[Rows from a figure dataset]
↓↓↓

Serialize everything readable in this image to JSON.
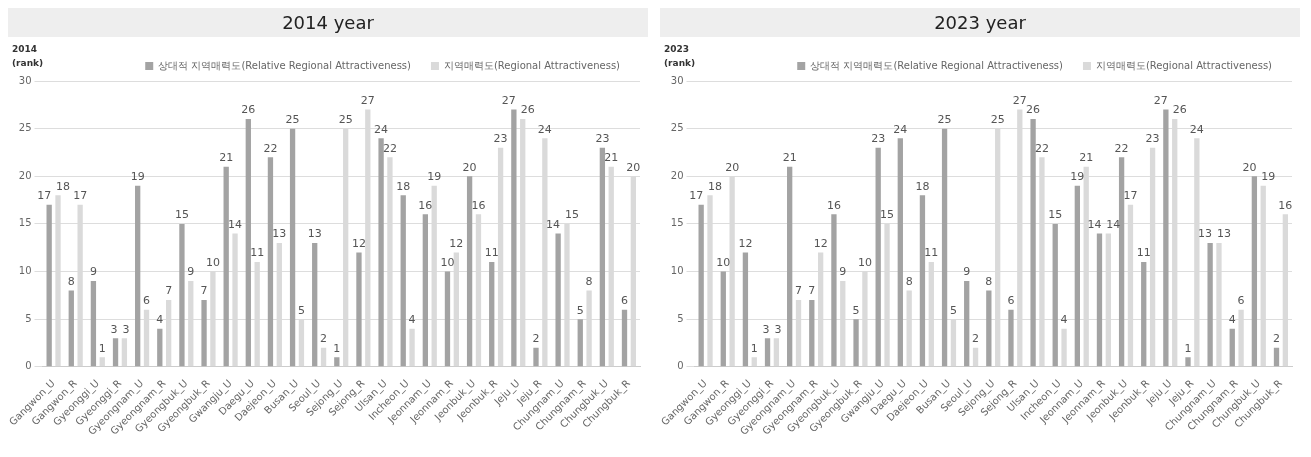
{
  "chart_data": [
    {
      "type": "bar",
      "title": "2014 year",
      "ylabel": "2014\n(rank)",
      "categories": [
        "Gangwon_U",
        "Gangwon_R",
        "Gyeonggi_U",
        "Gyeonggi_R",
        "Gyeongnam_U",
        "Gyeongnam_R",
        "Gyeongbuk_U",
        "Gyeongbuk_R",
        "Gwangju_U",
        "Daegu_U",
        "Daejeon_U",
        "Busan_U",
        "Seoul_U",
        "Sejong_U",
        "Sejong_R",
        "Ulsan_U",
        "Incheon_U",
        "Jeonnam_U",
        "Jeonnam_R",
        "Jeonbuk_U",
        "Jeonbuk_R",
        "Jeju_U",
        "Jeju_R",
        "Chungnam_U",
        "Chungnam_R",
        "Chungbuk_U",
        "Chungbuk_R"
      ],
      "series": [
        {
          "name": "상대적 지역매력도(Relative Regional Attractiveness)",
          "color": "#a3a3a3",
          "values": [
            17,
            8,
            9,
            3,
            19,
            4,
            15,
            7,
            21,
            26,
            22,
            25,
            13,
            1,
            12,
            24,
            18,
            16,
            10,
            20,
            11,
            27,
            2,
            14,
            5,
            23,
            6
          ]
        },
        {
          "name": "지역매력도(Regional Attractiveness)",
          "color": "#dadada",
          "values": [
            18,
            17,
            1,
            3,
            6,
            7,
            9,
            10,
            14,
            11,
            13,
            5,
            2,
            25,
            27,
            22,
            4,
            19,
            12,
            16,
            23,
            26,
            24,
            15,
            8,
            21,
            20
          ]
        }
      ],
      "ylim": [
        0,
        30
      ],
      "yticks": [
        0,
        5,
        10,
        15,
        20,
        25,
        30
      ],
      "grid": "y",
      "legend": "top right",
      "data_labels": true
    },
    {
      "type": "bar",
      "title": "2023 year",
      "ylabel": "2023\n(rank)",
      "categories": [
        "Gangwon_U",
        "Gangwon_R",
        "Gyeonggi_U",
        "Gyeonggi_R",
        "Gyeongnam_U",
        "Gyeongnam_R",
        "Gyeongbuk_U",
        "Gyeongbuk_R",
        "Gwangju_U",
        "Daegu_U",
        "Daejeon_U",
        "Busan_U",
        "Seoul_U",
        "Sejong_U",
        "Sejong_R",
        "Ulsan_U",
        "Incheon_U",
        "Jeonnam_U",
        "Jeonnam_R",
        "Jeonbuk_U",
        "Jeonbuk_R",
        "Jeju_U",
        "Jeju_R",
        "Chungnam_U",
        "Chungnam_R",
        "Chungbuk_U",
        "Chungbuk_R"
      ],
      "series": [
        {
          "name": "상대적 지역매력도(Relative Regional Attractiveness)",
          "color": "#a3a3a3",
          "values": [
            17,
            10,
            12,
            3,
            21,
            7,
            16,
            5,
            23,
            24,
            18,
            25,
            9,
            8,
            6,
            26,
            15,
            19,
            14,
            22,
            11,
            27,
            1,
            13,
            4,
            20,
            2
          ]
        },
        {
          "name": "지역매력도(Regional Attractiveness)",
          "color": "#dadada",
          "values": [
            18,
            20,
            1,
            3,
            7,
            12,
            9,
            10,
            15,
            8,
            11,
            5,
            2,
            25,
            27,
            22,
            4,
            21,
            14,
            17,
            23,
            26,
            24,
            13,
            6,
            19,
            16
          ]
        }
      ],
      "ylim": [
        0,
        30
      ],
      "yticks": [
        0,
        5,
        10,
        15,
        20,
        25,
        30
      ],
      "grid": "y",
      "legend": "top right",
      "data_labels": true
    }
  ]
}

↑↑↑

• WRITTEN PROBLEM:
Retype each entry precisely. Skip images entirely.

• SOLUTION FOR THIS PROBLEM:
Serialize everything readable in this image to JSON.
{
  "chart_data": [
    {
      "type": "bar",
      "title": "2014 year",
      "ylabel": "2014\n(rank)",
      "categories": [
        "Gangwon_U",
        "Gangwon_R",
        "Gyeonggi_U",
        "Gyeonggi_R",
        "Gyeongnam_U",
        "Gyeongnam_R",
        "Gyeongbuk_U",
        "Gyeongbuk_R",
        "Gwangju_U",
        "Daegu_U",
        "Daejeon_U",
        "Busan_U",
        "Seoul_U",
        "Sejong_U",
        "Sejong_R",
        "Ulsan_U",
        "Incheon_U",
        "Jeonnam_U",
        "Jeonnam_R",
        "Jeonbuk_U",
        "Jeonbuk_R",
        "Jeju_U",
        "Jeju_R",
        "Chungnam_U",
        "Chungnam_R",
        "Chungbuk_U",
        "Chungbuk_R"
      ],
      "series": [
        {
          "name": "상대적 지역매력도(Relative Regional Attractiveness)",
          "color": "#a3a3a3",
          "values": [
            17,
            8,
            9,
            3,
            19,
            4,
            15,
            7,
            21,
            26,
            22,
            25,
            13,
            1,
            12,
            24,
            18,
            16,
            10,
            20,
            11,
            27,
            2,
            14,
            5,
            23,
            6
          ]
        },
        {
          "name": "지역매력도(Regional Attractiveness)",
          "color": "#dadada",
          "values": [
            18,
            17,
            1,
            3,
            6,
            7,
            9,
            10,
            14,
            11,
            13,
            5,
            2,
            25,
            27,
            22,
            4,
            19,
            12,
            16,
            23,
            26,
            24,
            15,
            8,
            21,
            20
          ]
        }
      ],
      "ylim": [
        0,
        30
      ],
      "yticks": [
        0,
        5,
        10,
        15,
        20,
        25,
        30
      ],
      "grid": "y",
      "legend": "top right",
      "data_labels": true
    },
    {
      "type": "bar",
      "title": "2023 year",
      "ylabel": "2023\n(rank)",
      "categories": [
        "Gangwon_U",
        "Gangwon_R",
        "Gyeonggi_U",
        "Gyeonggi_R",
        "Gyeongnam_U",
        "Gyeongnam_R",
        "Gyeongbuk_U",
        "Gyeongbuk_R",
        "Gwangju_U",
        "Daegu_U",
        "Daejeon_U",
        "Busan_U",
        "Seoul_U",
        "Sejong_U",
        "Sejong_R",
        "Ulsan_U",
        "Incheon_U",
        "Jeonnam_U",
        "Jeonnam_R",
        "Jeonbuk_U",
        "Jeonbuk_R",
        "Jeju_U",
        "Jeju_R",
        "Chungnam_U",
        "Chungnam_R",
        "Chungbuk_U",
        "Chungbuk_R"
      ],
      "series": [
        {
          "name": "상대적 지역매력도(Relative Regional Attractiveness)",
          "color": "#a3a3a3",
          "values": [
            17,
            10,
            12,
            3,
            21,
            7,
            16,
            5,
            23,
            24,
            18,
            25,
            9,
            8,
            6,
            26,
            15,
            19,
            14,
            22,
            11,
            27,
            1,
            13,
            4,
            20,
            2
          ]
        },
        {
          "name": "지역매력도(Regional Attractiveness)",
          "color": "#dadada",
          "values": [
            18,
            20,
            1,
            3,
            7,
            12,
            9,
            10,
            15,
            8,
            11,
            5,
            2,
            25,
            27,
            22,
            4,
            21,
            14,
            17,
            23,
            26,
            24,
            13,
            6,
            19,
            16
          ]
        }
      ],
      "ylim": [
        0,
        30
      ],
      "yticks": [
        0,
        5,
        10,
        15,
        20,
        25,
        30
      ],
      "grid": "y",
      "legend": "top right",
      "data_labels": true
    }
  ]
}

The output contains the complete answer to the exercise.